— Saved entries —
┏━━

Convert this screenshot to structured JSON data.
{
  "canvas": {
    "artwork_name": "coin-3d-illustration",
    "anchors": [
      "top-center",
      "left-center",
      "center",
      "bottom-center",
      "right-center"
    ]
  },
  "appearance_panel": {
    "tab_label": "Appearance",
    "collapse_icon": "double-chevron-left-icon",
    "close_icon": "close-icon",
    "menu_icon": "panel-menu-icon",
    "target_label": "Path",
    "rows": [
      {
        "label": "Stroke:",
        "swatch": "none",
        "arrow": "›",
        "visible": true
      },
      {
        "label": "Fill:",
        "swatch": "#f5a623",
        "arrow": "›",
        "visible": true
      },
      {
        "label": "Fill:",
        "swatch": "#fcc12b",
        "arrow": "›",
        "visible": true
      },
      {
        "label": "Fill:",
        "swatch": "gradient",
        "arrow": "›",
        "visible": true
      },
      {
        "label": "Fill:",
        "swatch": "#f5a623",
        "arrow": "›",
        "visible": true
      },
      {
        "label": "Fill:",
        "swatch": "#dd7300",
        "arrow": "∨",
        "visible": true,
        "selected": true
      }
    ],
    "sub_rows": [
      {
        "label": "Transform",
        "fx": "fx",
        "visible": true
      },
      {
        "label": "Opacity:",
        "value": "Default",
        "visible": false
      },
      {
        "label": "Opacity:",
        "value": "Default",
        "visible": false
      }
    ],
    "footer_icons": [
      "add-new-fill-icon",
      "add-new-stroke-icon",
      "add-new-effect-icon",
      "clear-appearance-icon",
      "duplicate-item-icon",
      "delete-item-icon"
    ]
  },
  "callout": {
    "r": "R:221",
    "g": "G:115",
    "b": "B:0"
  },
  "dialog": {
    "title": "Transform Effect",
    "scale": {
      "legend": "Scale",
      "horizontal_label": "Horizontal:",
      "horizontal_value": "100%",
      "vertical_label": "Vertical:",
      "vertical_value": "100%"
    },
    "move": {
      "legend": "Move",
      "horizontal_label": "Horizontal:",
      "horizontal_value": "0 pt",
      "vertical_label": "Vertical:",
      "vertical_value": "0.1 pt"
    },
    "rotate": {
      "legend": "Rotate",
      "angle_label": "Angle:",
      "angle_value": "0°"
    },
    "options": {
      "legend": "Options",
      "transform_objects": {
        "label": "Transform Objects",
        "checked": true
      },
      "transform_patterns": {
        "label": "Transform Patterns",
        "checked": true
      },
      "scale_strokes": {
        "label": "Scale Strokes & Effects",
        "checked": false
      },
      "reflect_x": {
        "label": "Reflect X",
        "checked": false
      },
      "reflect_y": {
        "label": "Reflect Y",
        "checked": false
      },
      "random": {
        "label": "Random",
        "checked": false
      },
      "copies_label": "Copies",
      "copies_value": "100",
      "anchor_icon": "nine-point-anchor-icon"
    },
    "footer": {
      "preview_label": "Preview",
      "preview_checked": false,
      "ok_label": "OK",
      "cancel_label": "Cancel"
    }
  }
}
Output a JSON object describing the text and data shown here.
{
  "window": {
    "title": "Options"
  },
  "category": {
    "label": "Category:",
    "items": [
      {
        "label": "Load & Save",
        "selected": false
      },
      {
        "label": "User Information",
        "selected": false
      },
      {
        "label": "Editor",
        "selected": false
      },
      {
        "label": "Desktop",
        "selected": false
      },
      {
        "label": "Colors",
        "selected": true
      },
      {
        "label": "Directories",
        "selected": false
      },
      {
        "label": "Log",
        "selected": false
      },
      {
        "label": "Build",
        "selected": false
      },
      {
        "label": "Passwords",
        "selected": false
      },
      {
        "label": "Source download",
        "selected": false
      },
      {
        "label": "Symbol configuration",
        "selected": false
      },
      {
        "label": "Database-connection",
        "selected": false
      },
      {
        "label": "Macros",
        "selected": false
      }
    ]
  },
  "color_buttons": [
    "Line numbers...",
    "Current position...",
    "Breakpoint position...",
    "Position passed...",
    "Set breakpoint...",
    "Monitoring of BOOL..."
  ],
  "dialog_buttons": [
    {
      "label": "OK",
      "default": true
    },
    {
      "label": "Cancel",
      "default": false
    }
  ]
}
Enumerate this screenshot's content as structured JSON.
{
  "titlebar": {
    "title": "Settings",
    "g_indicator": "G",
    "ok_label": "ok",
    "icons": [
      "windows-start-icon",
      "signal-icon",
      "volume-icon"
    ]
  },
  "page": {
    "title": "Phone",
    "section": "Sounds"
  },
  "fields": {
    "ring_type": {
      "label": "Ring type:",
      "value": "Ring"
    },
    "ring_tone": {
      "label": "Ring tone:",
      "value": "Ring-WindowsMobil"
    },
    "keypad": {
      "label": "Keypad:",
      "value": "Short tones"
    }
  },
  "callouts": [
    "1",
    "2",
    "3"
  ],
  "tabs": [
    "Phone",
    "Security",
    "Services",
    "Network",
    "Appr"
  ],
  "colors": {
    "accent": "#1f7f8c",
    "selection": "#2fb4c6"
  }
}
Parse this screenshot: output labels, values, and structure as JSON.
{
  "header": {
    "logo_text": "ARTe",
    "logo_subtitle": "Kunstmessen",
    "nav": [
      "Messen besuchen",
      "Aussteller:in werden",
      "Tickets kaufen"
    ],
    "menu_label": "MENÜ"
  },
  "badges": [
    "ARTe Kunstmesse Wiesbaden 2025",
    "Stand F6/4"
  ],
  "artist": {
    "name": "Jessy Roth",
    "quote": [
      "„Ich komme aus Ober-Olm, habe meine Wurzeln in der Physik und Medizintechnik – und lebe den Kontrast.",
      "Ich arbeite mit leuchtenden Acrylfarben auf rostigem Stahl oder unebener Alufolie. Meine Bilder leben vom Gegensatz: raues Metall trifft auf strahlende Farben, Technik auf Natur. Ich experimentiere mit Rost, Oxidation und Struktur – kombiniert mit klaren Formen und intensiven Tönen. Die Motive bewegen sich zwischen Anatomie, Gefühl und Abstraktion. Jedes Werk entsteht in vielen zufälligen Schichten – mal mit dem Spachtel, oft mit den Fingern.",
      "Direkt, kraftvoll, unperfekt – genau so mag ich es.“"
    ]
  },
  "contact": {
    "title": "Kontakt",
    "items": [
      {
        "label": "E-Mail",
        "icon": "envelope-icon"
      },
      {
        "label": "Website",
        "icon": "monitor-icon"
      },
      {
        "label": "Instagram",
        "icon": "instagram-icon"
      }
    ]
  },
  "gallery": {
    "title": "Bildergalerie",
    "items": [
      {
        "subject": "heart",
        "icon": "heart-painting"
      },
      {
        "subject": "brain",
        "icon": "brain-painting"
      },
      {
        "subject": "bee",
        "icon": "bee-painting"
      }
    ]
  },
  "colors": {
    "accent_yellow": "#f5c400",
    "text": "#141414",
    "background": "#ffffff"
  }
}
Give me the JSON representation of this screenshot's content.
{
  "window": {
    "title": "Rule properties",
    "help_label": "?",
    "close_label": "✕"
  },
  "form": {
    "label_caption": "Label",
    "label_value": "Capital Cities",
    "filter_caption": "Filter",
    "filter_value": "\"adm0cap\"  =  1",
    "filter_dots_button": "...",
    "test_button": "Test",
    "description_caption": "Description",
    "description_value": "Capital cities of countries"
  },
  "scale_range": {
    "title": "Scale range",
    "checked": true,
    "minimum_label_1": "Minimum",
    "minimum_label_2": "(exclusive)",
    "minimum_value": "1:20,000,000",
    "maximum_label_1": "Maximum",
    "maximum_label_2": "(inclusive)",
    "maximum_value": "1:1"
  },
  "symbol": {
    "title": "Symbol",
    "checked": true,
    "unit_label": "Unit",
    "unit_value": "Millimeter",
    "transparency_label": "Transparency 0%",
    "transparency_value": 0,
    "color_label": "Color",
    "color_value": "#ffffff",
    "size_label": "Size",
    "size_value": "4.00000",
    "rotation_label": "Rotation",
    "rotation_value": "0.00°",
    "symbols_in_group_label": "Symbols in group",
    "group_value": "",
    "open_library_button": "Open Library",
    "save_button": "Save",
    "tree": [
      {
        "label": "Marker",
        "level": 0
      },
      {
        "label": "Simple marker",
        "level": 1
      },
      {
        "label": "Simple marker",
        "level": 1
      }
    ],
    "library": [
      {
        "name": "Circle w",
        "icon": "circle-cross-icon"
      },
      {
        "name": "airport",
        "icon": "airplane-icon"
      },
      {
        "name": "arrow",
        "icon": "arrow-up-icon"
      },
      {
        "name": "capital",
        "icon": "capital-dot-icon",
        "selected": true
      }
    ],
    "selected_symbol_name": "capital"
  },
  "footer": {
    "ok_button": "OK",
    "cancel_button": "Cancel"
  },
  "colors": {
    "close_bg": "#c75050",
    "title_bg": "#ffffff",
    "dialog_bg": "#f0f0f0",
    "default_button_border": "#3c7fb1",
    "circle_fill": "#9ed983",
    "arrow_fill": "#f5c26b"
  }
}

┗━━

— EXERCISE PROMPT —
Which lines hold the word "JSON"? Copy each of them from the records.

— ANSWER —
Convert this screenshot to structured JSON data.
Output a JSON object describing the text and data shown here.
Enumerate this screenshot's content as structured JSON.
Parse this screenshot: output labels, values, and structure as JSON.
Give me the JSON representation of this screenshot's content.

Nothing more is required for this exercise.